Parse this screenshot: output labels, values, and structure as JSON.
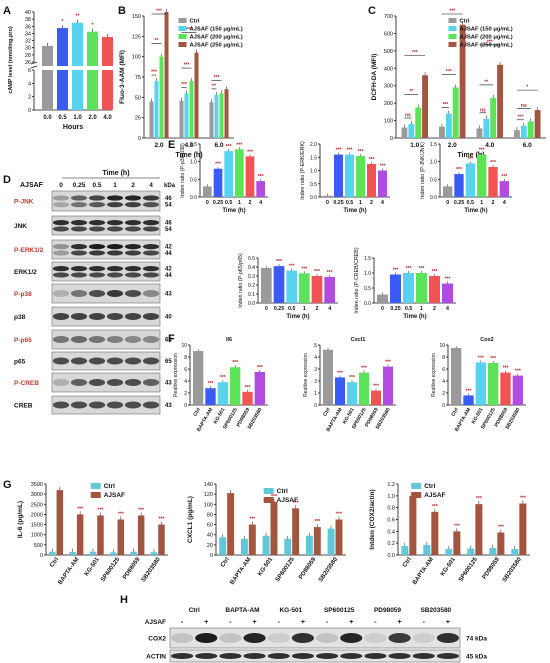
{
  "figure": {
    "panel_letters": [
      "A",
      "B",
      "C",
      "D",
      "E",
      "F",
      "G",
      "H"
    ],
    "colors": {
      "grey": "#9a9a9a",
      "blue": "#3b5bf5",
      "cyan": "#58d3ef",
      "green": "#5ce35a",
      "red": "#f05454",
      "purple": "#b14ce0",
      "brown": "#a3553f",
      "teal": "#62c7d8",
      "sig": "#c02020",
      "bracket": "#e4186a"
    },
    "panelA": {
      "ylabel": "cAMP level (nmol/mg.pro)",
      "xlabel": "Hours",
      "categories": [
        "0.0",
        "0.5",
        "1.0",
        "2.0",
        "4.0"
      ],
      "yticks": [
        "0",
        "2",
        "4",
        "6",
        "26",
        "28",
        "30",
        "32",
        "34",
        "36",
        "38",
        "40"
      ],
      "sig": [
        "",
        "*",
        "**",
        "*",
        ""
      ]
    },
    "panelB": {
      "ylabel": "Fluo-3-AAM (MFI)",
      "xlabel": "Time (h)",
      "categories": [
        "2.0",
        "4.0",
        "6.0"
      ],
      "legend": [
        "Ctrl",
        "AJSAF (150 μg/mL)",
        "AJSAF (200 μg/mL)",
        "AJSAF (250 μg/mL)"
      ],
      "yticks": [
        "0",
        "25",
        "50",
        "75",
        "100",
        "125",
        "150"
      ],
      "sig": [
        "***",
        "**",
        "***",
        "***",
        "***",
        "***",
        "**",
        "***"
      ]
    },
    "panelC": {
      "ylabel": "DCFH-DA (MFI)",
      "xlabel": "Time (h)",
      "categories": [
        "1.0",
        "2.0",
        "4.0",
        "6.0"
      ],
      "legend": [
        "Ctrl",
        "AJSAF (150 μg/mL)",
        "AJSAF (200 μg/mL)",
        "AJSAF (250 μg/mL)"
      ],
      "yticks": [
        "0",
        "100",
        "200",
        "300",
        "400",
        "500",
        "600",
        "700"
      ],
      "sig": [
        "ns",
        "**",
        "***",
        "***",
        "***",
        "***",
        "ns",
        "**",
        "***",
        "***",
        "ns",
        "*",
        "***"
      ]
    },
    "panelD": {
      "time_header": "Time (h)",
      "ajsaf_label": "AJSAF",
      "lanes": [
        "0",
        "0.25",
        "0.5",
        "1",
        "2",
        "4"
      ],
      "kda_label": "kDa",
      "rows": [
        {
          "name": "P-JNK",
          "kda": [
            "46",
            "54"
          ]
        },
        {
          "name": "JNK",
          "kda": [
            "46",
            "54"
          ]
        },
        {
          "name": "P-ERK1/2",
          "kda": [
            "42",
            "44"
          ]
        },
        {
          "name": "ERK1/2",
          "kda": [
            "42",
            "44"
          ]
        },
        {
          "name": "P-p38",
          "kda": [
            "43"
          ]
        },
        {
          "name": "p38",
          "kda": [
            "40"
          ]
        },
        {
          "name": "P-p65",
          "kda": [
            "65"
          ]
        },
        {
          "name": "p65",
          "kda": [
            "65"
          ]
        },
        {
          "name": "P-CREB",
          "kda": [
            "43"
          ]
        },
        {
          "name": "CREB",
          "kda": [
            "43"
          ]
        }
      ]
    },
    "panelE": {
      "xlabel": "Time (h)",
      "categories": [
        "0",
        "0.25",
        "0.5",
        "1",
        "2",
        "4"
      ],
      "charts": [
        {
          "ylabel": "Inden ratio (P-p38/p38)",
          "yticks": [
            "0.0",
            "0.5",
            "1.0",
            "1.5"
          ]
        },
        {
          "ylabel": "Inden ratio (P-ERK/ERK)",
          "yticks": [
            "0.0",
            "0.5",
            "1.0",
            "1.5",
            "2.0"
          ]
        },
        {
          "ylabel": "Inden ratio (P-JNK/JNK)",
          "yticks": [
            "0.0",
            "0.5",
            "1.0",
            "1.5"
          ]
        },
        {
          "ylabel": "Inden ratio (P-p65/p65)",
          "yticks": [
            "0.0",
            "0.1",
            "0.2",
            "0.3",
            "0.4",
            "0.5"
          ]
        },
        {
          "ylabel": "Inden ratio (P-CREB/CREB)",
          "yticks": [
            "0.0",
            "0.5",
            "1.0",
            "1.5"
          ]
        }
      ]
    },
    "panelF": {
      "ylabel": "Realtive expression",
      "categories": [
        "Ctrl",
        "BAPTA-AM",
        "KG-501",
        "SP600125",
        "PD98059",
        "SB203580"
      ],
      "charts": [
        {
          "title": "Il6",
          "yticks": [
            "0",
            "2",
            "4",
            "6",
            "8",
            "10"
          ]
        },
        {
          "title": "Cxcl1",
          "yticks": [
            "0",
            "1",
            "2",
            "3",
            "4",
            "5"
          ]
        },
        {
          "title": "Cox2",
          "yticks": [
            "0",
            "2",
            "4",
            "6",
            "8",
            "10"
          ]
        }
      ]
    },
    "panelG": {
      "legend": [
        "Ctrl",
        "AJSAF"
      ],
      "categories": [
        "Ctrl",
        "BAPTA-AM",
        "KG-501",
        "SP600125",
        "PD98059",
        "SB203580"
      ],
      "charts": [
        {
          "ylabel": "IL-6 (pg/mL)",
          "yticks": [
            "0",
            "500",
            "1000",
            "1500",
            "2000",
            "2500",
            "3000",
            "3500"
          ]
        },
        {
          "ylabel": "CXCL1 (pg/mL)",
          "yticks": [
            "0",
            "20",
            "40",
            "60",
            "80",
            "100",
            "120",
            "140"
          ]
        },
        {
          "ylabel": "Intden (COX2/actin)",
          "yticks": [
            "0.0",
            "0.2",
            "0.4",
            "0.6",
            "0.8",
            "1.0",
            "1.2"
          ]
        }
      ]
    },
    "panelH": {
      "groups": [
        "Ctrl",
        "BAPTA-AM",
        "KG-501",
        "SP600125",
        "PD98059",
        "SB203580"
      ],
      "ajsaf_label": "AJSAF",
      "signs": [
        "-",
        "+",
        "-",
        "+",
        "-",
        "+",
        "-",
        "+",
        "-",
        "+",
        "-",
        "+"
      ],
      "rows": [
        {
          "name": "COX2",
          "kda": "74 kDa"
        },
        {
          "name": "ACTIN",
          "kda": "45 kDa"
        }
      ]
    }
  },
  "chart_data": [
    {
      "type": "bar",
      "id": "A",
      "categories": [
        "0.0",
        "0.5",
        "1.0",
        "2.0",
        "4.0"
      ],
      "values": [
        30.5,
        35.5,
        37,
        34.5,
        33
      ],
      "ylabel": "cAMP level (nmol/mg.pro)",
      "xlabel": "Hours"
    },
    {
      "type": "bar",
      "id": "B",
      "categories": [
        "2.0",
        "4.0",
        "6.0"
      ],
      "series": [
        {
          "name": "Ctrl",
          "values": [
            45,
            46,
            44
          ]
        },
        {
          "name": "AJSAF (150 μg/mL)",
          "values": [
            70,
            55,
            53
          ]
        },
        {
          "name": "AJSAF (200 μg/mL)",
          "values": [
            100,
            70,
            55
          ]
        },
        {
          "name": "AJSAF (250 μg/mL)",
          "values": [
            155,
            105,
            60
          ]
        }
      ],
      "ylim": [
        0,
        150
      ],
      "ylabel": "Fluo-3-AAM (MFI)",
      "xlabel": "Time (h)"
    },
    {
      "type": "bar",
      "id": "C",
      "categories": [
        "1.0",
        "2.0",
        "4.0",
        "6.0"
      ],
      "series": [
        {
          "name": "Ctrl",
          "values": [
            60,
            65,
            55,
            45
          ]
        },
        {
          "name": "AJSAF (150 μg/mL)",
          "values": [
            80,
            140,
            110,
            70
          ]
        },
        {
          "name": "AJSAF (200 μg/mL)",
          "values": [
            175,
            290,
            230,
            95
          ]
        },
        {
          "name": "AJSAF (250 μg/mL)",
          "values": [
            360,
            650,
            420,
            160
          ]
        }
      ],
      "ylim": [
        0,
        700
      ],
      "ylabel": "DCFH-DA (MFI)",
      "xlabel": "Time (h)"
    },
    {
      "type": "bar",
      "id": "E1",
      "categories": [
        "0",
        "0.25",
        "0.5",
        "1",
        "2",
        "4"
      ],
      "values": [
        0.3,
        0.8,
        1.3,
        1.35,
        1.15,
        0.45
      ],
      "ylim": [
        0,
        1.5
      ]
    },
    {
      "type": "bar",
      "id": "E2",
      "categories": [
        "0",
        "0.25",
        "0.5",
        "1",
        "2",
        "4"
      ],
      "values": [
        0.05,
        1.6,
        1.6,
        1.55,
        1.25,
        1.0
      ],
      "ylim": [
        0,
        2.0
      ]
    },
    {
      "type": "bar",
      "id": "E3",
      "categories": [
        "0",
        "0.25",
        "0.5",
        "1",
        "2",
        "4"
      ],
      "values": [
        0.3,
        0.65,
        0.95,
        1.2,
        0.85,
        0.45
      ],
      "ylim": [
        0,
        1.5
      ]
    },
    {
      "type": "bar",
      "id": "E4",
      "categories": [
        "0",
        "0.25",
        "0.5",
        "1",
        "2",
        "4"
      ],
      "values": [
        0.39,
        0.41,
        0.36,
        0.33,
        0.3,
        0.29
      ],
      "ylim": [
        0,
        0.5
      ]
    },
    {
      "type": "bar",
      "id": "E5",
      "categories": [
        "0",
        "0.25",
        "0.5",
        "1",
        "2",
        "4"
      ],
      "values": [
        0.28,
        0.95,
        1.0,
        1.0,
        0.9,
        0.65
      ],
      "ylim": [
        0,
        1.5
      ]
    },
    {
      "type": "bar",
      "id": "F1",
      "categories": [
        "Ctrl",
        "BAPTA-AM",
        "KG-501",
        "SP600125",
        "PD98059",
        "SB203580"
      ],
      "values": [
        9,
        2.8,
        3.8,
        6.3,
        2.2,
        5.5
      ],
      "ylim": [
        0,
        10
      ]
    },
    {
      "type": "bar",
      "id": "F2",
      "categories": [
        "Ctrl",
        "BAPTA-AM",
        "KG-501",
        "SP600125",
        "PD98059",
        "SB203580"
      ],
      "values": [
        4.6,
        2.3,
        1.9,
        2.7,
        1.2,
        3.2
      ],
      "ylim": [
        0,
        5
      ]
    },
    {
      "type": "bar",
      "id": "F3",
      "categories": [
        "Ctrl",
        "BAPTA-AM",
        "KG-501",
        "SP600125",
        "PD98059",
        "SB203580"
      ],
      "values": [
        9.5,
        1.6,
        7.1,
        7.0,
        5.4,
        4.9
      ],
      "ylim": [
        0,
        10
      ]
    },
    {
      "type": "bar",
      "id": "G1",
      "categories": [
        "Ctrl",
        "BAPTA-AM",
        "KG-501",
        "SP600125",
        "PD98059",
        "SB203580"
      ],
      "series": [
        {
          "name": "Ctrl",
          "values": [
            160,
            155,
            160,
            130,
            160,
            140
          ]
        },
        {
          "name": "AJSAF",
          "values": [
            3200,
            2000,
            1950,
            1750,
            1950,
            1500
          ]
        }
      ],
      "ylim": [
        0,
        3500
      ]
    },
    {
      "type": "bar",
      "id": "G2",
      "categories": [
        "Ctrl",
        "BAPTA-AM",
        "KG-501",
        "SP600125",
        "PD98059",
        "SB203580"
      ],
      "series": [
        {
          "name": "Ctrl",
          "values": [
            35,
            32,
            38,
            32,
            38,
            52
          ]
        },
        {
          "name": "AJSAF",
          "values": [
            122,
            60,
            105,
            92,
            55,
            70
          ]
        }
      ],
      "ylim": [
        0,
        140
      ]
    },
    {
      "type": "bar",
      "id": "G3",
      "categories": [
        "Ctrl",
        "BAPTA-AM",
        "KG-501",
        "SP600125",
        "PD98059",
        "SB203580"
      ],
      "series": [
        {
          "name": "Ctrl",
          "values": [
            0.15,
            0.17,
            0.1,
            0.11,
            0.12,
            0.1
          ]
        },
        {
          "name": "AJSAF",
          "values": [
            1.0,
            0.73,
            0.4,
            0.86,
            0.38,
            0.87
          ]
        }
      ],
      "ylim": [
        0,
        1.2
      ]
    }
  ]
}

## The task:
Determine how many lines of the material include the string "CREB". Output only that count.

## Task output:
3